Gather every line in the records below that contains the word "признаках".

### Source material

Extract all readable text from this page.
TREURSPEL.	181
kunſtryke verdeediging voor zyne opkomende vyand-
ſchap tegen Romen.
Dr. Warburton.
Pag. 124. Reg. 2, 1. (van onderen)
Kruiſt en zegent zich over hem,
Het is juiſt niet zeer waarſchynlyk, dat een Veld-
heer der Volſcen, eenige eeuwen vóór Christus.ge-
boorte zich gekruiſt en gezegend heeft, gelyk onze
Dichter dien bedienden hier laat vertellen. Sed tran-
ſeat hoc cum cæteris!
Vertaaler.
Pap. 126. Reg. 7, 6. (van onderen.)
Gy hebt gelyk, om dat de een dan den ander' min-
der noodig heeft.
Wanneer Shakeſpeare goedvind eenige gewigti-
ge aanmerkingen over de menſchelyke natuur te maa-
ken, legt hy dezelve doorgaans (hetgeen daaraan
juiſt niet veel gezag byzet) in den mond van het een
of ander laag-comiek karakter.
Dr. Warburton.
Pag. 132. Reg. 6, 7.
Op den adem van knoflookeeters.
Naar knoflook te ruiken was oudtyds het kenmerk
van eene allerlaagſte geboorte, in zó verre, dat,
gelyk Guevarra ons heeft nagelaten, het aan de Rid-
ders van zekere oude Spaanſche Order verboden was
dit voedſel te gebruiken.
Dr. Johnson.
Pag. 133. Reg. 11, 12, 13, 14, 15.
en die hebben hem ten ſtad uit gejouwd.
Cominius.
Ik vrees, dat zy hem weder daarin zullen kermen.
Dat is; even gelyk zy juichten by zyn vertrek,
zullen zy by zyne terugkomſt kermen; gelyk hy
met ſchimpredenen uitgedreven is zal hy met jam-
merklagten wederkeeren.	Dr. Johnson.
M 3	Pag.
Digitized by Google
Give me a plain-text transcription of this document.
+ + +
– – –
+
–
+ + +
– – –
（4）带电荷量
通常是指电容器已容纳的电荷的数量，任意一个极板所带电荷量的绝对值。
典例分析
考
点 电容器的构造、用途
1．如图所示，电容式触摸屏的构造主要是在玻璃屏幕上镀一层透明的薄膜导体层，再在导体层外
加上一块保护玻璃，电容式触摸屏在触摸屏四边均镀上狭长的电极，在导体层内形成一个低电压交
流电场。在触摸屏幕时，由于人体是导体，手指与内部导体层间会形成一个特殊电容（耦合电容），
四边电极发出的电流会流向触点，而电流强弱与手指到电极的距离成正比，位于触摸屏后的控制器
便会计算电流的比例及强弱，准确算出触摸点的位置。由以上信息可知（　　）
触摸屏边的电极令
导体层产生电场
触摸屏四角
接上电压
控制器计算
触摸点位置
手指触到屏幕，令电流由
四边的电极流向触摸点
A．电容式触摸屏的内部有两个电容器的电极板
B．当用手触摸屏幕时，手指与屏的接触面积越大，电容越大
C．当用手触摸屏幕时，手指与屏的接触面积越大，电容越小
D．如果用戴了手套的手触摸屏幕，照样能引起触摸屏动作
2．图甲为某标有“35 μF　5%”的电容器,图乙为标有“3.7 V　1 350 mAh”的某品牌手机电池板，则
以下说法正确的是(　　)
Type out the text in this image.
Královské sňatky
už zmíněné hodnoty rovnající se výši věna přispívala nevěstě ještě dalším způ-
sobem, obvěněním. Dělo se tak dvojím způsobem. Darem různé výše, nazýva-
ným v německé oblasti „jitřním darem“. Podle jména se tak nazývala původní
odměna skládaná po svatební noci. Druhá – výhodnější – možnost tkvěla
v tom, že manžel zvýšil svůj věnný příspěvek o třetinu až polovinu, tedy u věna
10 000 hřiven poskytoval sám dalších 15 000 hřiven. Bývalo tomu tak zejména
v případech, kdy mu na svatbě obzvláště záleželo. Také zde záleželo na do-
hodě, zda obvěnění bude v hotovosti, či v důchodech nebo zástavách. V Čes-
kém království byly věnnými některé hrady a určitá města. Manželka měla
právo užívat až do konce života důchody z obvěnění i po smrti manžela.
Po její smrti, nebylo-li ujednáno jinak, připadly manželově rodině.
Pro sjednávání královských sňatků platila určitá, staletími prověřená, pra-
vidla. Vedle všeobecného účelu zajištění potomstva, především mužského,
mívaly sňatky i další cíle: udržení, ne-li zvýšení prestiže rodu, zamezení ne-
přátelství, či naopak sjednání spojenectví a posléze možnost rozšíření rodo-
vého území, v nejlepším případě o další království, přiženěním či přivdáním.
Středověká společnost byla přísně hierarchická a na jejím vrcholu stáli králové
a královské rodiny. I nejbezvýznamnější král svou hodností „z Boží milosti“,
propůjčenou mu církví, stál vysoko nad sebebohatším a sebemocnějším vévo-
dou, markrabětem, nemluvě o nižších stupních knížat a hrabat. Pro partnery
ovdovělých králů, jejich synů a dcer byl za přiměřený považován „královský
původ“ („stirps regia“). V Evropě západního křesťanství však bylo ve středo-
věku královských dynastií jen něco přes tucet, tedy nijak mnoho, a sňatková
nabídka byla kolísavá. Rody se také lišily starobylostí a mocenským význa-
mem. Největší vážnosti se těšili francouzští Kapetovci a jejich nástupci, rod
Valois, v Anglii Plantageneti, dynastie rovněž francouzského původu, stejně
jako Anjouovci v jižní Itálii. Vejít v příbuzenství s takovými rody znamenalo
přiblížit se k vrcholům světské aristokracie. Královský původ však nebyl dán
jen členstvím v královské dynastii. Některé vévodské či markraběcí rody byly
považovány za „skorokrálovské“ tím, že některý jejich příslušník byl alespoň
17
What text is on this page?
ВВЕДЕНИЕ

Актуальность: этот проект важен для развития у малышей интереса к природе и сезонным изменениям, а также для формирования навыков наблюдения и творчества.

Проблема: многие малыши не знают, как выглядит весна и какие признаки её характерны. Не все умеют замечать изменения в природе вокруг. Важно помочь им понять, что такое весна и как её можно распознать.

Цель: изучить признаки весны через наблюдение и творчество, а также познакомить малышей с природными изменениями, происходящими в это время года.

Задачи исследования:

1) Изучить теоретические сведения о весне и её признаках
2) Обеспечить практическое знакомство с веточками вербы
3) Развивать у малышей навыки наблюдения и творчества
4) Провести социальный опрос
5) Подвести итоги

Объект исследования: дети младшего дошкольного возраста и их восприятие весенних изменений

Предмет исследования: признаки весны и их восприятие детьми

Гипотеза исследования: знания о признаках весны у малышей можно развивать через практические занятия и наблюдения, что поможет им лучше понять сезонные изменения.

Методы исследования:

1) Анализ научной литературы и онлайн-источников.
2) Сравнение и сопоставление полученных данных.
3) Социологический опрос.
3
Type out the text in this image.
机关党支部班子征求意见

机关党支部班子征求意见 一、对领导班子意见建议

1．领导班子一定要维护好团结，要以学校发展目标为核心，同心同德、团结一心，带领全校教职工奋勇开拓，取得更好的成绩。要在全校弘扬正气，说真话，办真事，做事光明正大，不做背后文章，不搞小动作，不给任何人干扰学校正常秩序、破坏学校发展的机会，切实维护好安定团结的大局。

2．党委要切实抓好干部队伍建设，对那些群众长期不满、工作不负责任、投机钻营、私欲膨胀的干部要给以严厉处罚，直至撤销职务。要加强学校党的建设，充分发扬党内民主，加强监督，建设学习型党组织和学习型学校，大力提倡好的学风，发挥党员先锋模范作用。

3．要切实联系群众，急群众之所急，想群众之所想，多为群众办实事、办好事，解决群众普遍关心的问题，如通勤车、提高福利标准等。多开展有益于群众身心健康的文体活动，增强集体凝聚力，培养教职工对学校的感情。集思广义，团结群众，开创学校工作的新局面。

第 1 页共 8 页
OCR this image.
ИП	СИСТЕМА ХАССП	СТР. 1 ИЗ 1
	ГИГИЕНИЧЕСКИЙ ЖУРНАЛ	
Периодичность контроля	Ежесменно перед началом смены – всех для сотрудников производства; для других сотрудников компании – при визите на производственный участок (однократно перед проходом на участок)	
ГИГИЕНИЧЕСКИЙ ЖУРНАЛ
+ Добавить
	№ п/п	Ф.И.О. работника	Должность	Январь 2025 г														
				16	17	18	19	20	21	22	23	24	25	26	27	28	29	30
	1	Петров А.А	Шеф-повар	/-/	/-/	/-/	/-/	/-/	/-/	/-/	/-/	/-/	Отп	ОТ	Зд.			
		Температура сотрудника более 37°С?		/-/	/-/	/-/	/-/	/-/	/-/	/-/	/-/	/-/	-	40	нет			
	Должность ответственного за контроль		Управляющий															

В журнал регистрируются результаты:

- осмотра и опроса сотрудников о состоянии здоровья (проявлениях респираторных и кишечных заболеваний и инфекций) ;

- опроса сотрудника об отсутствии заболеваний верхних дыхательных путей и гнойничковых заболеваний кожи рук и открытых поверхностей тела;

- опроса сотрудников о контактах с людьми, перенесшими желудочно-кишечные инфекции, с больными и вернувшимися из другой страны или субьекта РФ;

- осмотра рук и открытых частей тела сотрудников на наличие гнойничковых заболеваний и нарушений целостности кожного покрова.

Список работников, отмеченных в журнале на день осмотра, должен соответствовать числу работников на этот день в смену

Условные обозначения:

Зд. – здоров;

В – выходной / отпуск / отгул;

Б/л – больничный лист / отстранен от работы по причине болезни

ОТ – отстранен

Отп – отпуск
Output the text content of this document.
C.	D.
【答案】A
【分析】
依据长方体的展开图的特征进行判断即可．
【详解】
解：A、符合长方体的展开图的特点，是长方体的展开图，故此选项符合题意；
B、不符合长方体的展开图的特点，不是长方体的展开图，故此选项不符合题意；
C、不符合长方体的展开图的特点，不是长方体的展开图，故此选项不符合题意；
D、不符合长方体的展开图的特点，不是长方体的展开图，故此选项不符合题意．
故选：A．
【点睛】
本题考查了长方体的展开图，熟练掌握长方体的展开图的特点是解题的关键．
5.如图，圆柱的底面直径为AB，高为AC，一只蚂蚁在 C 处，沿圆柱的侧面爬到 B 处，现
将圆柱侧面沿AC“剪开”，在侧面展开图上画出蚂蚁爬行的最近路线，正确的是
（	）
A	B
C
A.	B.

######

Finished answer —
1) Изучить теоретические сведения о весне и её признаках
Гипотеза исследования: знания о признаках весны у малышей можно развивать через практические занятия и наблюдения, что поможет им лучше понять сезонные изменения.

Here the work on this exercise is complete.